[Stored data]
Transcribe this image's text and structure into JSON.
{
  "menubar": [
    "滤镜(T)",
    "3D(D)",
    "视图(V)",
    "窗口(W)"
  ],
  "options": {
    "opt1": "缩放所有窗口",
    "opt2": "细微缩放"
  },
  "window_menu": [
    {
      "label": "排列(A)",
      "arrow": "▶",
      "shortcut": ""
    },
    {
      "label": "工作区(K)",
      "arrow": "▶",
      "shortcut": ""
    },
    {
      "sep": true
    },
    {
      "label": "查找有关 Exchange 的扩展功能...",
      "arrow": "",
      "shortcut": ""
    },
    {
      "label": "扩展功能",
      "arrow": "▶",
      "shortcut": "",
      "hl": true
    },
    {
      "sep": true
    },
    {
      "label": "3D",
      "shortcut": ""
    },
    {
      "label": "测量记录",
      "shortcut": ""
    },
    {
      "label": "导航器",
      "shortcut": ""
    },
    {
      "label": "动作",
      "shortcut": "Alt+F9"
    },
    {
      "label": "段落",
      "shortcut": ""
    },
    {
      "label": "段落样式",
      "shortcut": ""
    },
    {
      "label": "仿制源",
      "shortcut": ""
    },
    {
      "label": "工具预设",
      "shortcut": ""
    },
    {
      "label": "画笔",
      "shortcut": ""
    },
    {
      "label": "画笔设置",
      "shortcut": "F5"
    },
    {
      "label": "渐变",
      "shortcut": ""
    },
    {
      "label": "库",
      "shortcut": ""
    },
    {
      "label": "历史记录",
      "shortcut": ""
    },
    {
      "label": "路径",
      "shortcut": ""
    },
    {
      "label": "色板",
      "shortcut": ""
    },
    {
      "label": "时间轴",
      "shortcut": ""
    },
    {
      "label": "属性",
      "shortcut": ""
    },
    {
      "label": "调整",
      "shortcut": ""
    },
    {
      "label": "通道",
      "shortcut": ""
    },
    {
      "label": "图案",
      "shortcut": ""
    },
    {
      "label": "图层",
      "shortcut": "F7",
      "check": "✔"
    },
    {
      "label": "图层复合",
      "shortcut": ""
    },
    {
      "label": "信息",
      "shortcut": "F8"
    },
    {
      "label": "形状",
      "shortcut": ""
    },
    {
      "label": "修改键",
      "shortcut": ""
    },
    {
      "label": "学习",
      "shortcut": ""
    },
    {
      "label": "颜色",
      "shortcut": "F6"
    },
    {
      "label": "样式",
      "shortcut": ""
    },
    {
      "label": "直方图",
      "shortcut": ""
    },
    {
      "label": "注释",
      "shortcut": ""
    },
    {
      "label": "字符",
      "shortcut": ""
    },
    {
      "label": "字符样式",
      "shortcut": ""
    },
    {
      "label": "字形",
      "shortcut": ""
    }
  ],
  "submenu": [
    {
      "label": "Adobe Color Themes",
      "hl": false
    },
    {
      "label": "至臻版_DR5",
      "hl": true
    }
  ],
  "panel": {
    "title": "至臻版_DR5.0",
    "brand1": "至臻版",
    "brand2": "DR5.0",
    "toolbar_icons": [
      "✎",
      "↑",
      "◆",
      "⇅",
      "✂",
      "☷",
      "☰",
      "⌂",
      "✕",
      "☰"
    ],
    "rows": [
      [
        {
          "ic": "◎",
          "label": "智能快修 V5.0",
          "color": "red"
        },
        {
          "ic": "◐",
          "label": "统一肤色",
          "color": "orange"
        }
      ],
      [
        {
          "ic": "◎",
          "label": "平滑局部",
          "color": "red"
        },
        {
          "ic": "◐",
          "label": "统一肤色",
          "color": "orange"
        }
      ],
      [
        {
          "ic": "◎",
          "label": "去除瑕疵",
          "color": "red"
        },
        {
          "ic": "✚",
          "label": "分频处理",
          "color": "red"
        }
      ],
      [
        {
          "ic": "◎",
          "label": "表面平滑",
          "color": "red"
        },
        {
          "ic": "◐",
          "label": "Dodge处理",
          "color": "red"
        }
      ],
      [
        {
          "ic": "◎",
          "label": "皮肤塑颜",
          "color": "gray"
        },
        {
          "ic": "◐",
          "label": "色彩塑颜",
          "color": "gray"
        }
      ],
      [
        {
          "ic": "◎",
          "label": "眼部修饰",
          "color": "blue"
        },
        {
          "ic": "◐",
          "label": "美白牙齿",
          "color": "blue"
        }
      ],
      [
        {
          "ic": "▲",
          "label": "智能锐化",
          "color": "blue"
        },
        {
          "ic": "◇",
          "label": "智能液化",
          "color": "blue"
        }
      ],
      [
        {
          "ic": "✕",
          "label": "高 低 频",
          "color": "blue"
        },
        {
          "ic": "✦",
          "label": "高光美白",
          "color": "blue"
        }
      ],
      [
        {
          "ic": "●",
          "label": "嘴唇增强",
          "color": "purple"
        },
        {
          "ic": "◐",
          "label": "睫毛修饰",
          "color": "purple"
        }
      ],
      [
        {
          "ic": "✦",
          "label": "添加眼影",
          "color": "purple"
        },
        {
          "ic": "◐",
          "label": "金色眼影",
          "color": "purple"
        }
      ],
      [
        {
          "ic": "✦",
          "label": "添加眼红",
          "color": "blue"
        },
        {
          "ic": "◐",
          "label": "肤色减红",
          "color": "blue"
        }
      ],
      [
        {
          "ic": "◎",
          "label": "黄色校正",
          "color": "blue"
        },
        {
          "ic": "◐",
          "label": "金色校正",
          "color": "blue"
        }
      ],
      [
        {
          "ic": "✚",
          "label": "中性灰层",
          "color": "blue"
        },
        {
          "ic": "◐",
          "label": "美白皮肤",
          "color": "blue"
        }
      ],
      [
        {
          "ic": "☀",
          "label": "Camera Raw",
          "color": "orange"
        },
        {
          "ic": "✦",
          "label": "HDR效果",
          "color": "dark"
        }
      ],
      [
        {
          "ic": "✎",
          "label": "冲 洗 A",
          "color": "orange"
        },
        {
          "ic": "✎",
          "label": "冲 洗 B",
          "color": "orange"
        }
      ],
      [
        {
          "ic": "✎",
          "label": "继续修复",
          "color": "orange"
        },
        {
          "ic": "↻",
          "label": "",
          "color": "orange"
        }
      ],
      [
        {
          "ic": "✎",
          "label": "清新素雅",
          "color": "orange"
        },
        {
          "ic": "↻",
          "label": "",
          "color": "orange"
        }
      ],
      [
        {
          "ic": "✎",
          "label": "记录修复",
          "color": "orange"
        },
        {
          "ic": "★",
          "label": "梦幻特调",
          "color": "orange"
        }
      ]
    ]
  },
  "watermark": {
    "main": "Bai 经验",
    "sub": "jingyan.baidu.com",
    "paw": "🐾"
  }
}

[THE PROBLEM] Repeat all entries. Match them exactly.

[CORRECT RESPONSE]
Transcribe this image's text and structure into JSON.
{
  "menubar": [
    "滤镜(T)",
    "3D(D)",
    "视图(V)",
    "窗口(W)"
  ],
  "options": {
    "opt1": "缩放所有窗口",
    "opt2": "细微缩放"
  },
  "window_menu": [
    {
      "label": "排列(A)",
      "arrow": "▶",
      "shortcut": ""
    },
    {
      "label": "工作区(K)",
      "arrow": "▶",
      "shortcut": ""
    },
    {
      "sep": true
    },
    {
      "label": "查找有关 Exchange 的扩展功能...",
      "arrow": "",
      "shortcut": ""
    },
    {
      "label": "扩展功能",
      "arrow": "▶",
      "shortcut": "",
      "hl": true
    },
    {
      "sep": true
    },
    {
      "label": "3D",
      "shortcut": ""
    },
    {
      "label": "测量记录",
      "shortcut": ""
    },
    {
      "label": "导航器",
      "shortcut": ""
    },
    {
      "label": "动作",
      "shortcut": "Alt+F9"
    },
    {
      "label": "段落",
      "shortcut": ""
    },
    {
      "label": "段落样式",
      "shortcut": ""
    },
    {
      "label": "仿制源",
      "shortcut": ""
    },
    {
      "label": "工具预设",
      "shortcut": ""
    },
    {
      "label": "画笔",
      "shortcut": ""
    },
    {
      "label": "画笔设置",
      "shortcut": "F5"
    },
    {
      "label": "渐变",
      "shortcut": ""
    },
    {
      "label": "库",
      "shortcut": ""
    },
    {
      "label": "历史记录",
      "shortcut": ""
    },
    {
      "label": "路径",
      "shortcut": ""
    },
    {
      "label": "色板",
      "shortcut": ""
    },
    {
      "label": "时间轴",
      "shortcut": ""
    },
    {
      "label": "属性",
      "shortcut": ""
    },
    {
      "label": "调整",
      "shortcut": ""
    },
    {
      "label": "通道",
      "shortcut": ""
    },
    {
      "label": "图案",
      "shortcut": ""
    },
    {
      "label": "图层",
      "shortcut": "F7",
      "check": "✔"
    },
    {
      "label": "图层复合",
      "shortcut": ""
    },
    {
      "label": "信息",
      "shortcut": "F8"
    },
    {
      "label": "形状",
      "shortcut": ""
    },
    {
      "label": "修改键",
      "shortcut": ""
    },
    {
      "label": "学习",
      "shortcut": ""
    },
    {
      "label": "颜色",
      "shortcut": "F6"
    },
    {
      "label": "样式",
      "shortcut": ""
    },
    {
      "label": "直方图",
      "shortcut": ""
    },
    {
      "label": "注释",
      "shortcut": ""
    },
    {
      "label": "字符",
      "shortcut": ""
    },
    {
      "label": "字符样式",
      "shortcut": ""
    },
    {
      "label": "字形",
      "shortcut": ""
    }
  ],
  "submenu": [
    {
      "label": "Adobe Color Themes",
      "hl": false
    },
    {
      "label": "至臻版_DR5",
      "hl": true
    }
  ],
  "panel": {
    "title": "至臻版_DR5.0",
    "brand1": "至臻版",
    "brand2": "DR5.0",
    "toolbar_icons": [
      "✎",
      "↑",
      "◆",
      "⇅",
      "✂",
      "☷",
      "☰",
      "⌂",
      "✕",
      "☰"
    ],
    "rows": [
      [
        {
          "ic": "◎",
          "label": "智能快修 V5.0",
          "color": "red"
        },
        {
          "ic": "◐",
          "label": "统一肤色",
          "color": "orange"
        }
      ],
      [
        {
          "ic": "◎",
          "label": "平滑局部",
          "color": "red"
        },
        {
          "ic": "◐",
          "label": "统一肤色",
          "color": "orange"
        }
      ],
      [
        {
          "ic": "◎",
          "label": "去除瑕疵",
          "color": "red"
        },
        {
          "ic": "✚",
          "label": "分频处理",
          "color": "red"
        }
      ],
      [
        {
          "ic": "◎",
          "label": "表面平滑",
          "color": "red"
        },
        {
          "ic": "◐",
          "label": "Dodge处理",
          "color": "red"
        }
      ],
      [
        {
          "ic": "◎",
          "label": "皮肤塑颜",
          "color": "gray"
        },
        {
          "ic": "◐",
          "label": "色彩塑颜",
          "color": "gray"
        }
      ],
      [
        {
          "ic": "◎",
          "label": "眼部修饰",
          "color": "blue"
        },
        {
          "ic": "◐",
          "label": "美白牙齿",
          "color": "blue"
        }
      ],
      [
        {
          "ic": "▲",
          "label": "智能锐化",
          "color": "blue"
        },
        {
          "ic": "◇",
          "label": "智能液化",
          "color": "blue"
        }
      ],
      [
        {
          "ic": "✕",
          "label": "高 低 频",
          "color": "blue"
        },
        {
          "ic": "✦",
          "label": "高光美白",
          "color": "blue"
        }
      ],
      [
        {
          "ic": "●",
          "label": "嘴唇增强",
          "color": "purple"
        },
        {
          "ic": "◐",
          "label": "睫毛修饰",
          "color": "purple"
        }
      ],
      [
        {
          "ic": "✦",
          "label": "添加眼影",
          "color": "purple"
        },
        {
          "ic": "◐",
          "label": "金色眼影",
          "color": "purple"
        }
      ],
      [
        {
          "ic": "✦",
          "label": "添加眼红",
          "color": "blue"
        },
        {
          "ic": "◐",
          "label": "肤色减红",
          "color": "blue"
        }
      ],
      [
        {
          "ic": "◎",
          "label": "黄色校正",
          "color": "blue"
        },
        {
          "ic": "◐",
          "label": "金色校正",
          "color": "blue"
        }
      ],
      [
        {
          "ic": "✚",
          "label": "中性灰层",
          "color": "blue"
        },
        {
          "ic": "◐",
          "label": "美白皮肤",
          "color": "blue"
        }
      ],
      [
        {
          "ic": "☀",
          "label": "Camera Raw",
          "color": "orange"
        },
        {
          "ic": "✦",
          "label": "HDR效果",
          "color": "dark"
        }
      ],
      [
        {
          "ic": "✎",
          "label": "冲 洗 A",
          "color": "orange"
        },
        {
          "ic": "✎",
          "label": "冲 洗 B",
          "color": "orange"
        }
      ],
      [
        {
          "ic": "✎",
          "label": "继续修复",
          "color": "orange"
        },
        {
          "ic": "↻",
          "label": "",
          "color": "orange"
        }
      ],
      [
        {
          "ic": "✎",
          "label": "清新素雅",
          "color": "orange"
        },
        {
          "ic": "↻",
          "label": "",
          "color": "orange"
        }
      ],
      [
        {
          "ic": "✎",
          "label": "记录修复",
          "color": "orange"
        },
        {
          "ic": "★",
          "label": "梦幻特调",
          "color": "orange"
        }
      ]
    ]
  },
  "watermark": {
    "main": "Bai 经验",
    "sub": "jingyan.baidu.com",
    "paw": "🐾"
  }
}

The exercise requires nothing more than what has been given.